Output every line below exactly.

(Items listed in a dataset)
┌──
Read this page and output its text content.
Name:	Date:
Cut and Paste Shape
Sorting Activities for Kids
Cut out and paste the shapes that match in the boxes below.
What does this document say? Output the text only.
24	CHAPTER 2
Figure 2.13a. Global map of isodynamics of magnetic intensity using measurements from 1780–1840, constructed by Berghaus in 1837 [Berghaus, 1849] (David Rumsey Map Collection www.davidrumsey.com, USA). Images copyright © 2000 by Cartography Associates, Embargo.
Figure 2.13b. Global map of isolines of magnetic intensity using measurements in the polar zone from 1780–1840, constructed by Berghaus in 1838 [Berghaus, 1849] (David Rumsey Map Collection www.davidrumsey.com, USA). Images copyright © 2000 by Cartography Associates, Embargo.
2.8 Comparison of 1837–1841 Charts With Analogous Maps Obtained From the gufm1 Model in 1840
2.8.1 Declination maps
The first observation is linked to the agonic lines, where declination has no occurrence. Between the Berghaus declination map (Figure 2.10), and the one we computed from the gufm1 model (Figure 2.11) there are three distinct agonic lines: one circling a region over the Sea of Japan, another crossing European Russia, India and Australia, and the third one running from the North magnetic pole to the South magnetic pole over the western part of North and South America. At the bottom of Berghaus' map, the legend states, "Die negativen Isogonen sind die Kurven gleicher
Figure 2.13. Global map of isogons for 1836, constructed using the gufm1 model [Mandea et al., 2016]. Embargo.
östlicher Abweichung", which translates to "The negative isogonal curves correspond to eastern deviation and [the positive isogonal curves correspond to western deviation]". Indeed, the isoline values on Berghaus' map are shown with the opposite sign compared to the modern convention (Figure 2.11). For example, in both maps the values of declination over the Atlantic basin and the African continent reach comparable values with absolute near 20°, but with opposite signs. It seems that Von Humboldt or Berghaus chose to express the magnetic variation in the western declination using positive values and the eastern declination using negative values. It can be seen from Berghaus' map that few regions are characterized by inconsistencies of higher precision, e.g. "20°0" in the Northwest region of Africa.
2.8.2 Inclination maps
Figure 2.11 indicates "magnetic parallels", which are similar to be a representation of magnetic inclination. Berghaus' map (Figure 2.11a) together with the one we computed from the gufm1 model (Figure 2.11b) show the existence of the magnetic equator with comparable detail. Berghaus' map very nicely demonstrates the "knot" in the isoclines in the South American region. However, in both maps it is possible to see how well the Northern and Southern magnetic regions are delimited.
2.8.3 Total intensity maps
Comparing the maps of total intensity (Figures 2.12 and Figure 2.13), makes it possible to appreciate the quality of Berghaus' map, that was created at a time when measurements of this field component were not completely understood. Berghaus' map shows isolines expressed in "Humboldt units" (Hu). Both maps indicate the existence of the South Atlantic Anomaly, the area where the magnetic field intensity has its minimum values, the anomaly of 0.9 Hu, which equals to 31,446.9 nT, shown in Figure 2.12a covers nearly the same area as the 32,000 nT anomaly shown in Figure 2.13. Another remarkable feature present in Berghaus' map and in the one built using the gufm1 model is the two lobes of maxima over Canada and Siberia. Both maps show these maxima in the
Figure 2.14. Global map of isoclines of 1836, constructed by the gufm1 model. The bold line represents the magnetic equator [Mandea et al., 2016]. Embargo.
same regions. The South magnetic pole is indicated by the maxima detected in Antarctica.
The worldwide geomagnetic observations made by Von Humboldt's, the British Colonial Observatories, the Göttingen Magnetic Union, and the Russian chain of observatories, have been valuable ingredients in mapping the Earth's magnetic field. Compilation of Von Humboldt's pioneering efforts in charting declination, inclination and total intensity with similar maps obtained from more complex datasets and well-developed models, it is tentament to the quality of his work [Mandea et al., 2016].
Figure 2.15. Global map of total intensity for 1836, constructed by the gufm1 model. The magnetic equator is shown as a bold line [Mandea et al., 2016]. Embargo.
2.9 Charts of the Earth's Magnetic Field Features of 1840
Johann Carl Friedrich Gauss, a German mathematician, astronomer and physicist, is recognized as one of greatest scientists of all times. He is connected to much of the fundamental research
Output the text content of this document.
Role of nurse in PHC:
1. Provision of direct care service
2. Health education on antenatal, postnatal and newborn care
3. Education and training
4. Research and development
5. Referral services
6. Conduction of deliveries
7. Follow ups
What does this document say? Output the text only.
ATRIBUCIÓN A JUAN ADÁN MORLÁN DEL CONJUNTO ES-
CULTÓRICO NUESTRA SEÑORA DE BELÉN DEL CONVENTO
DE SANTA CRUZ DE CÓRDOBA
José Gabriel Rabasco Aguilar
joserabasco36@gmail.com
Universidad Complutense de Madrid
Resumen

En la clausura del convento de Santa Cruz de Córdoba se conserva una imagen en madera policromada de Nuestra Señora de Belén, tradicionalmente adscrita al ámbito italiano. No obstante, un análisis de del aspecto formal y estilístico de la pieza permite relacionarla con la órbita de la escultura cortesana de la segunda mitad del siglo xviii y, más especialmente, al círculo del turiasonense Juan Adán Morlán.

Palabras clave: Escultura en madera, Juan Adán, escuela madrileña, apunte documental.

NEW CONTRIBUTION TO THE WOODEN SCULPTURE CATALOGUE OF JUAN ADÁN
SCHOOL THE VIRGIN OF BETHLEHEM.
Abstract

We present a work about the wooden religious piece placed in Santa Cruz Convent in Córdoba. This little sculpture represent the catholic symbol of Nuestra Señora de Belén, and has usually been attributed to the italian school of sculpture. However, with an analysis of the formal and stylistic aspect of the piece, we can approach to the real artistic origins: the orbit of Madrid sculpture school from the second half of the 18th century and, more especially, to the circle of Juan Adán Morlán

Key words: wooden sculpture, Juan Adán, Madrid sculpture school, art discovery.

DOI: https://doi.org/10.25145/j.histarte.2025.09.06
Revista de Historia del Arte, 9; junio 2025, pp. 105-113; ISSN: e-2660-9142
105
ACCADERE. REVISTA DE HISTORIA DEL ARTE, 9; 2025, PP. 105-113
└──
[Answer to the problem]
Read this page and output its text content.
Name:	Date:
Cut and Paste Shape
Sorting Activities for Kids
Cut out and paste the shapes that match in the boxes below.
What does this document say? Output the text only.
24	CHAPTER 2
Figure 2.13a. Global map of isodynamics of magnetic intensity using measurements from 1780–1840, constructed by Berghaus in 1837 [Berghaus, 1849] (David Rumsey Map Collection www.davidrumsey.com, USA). Images copyright © 2000 by Cartography Associates, Embargo.
Figure 2.13b. Global map of isolines of magnetic intensity using measurements in the polar zone from 1780–1840, constructed by Berghaus in 1838 [Berghaus, 1849] (David Rumsey Map Collection www.davidrumsey.com, USA). Images copyright © 2000 by Cartography Associates, Embargo.
2.8 Comparison of 1837–1841 Charts With Analogous Maps Obtained From the gufm1 Model in 1840
2.8.1 Declination maps
The first observation is linked to the agonic lines, where declination has no occurrence. Between the Berghaus declination map (Figure 2.10), and the one we computed from the gufm1 model (Figure 2.11) there are three distinct agonic lines: one circling a region over the Sea of Japan, another crossing European Russia, India and Australia, and the third one running from the North magnetic pole to the South magnetic pole over the western part of North and South America. At the bottom of Berghaus' map, the legend states, "Die negativen Isogonen sind die Kurven gleicher
Figure 2.13. Global map of isogons for 1836, constructed using the gufm1 model [Mandea et al., 2016]. Embargo.
östlicher Abweichung", which translates to "The negative isogonal curves correspond to eastern deviation and [the positive isogonal curves correspond to western deviation]". Indeed, the isoline values on Berghaus' map are shown with the opposite sign compared to the modern convention (Figure 2.11). For example, in both maps the values of declination over the Atlantic basin and the African continent reach comparable values with absolute near 20°, but with opposite signs. It seems that Von Humboldt or Berghaus chose to express the magnetic variation in the western declination using positive values and the eastern declination using negative values. It can be seen from Berghaus' map that few regions are characterized by inconsistencies of higher precision, e.g. "20°0" in the Northwest region of Africa.
2.8.2 Inclination maps
Figure 2.11 indicates "magnetic parallels", which are similar to be a representation of magnetic inclination. Berghaus' map (Figure 2.11a) together with the one we computed from the gufm1 model (Figure 2.11b) show the existence of the magnetic equator with comparable detail. Berghaus' map very nicely demonstrates the "knot" in the isoclines in the South American region. However, in both maps it is possible to see how well the Northern and Southern magnetic regions are delimited.
2.8.3 Total intensity maps
Comparing the maps of total intensity (Figures 2.12 and Figure 2.13), makes it possible to appreciate the quality of Berghaus' map, that was created at a time when measurements of this field component were not completely understood. Berghaus' map shows isolines expressed in "Humboldt units" (Hu). Both maps indicate the existence of the South Atlantic Anomaly, the area where the magnetic field intensity has its minimum values, the anomaly of 0.9 Hu, which equals to 31,446.9 nT, shown in Figure 2.12a covers nearly the same area as the 32,000 nT anomaly shown in Figure 2.13. Another remarkable feature present in Berghaus' map and in the one built using the gufm1 model is the two lobes of maxima over Canada and Siberia. Both maps show these maxima in the
Figure 2.14. Global map of isoclines of 1836, constructed by the gufm1 model. The bold line represents the magnetic equator [Mandea et al., 2016]. Embargo.
same regions. The South magnetic pole is indicated by the maxima detected in Antarctica.
The worldwide geomagnetic observations made by Von Humboldt's, the British Colonial Observatories, the Göttingen Magnetic Union, and the Russian chain of observatories, have been valuable ingredients in mapping the Earth's magnetic field. Compilation of Von Humboldt's pioneering efforts in charting declination, inclination and total intensity with similar maps obtained from more complex datasets and well-developed models, it is tentament to the quality of his work [Mandea et al., 2016].
Figure 2.15. Global map of total intensity for 1836, constructed by the gufm1 model. The magnetic equator is shown as a bold line [Mandea et al., 2016]. Embargo.
2.9 Charts of the Earth's Magnetic Field Features of 1840
Johann Carl Friedrich Gauss, a German mathematician, astronomer and physicist, is recognized as one of greatest scientists of all times. He is connected to much of the fundamental research
Output the text content of this document.
Role of nurse in PHC:
1. Provision of direct care service
2. Health education on antenatal, postnatal and newborn care
3. Education and training
4. Research and development
5. Referral services
6. Conduction of deliveries
7. Follow ups
What does this document say? Output the text only.
ATRIBUCIÓN A JUAN ADÁN MORLÁN DEL CONJUNTO ES-
CULTÓRICO NUESTRA SEÑORA DE BELÉN DEL CONVENTO
DE SANTA CRUZ DE CÓRDOBA
José Gabriel Rabasco Aguilar
joserabasco36@gmail.com
Universidad Complutense de Madrid
Resumen

En la clausura del convento de Santa Cruz de Córdoba se conserva una imagen en madera policromada de Nuestra Señora de Belén, tradicionalmente adscrita al ámbito italiano. No obstante, un análisis de del aspecto formal y estilístico de la pieza permite relacionarla con la órbita de la escultura cortesana de la segunda mitad del siglo xviii y, más especialmente, al círculo del turiasonense Juan Adán Morlán.

Palabras clave: Escultura en madera, Juan Adán, escuela madrileña, apunte documental.

NEW CONTRIBUTION TO THE WOODEN SCULPTURE CATALOGUE OF JUAN ADÁN
SCHOOL THE VIRGIN OF BETHLEHEM.
Abstract

We present a work about the wooden religious piece placed in Santa Cruz Convent in Córdoba. This little sculpture represent the catholic symbol of Nuestra Señora de Belén, and has usually been attributed to the italian school of sculpture. However, with an analysis of the formal and stylistic aspect of the piece, we can approach to the real artistic origins: the orbit of Madrid sculpture school from the second half of the 18th century and, more especially, to the circle of Juan Adán Morlán

Key words: wooden sculpture, Juan Adán, Madrid sculpture school, art discovery.

DOI: https://doi.org/10.25145/j.histarte.2025.09.06
Revista de Historia del Arte, 9; junio 2025, pp. 105-113; ISSN: e-2660-9142
105
ACCADERE. REVISTA DE HISTORIA DEL ARTE, 9; 2025, PP. 105-113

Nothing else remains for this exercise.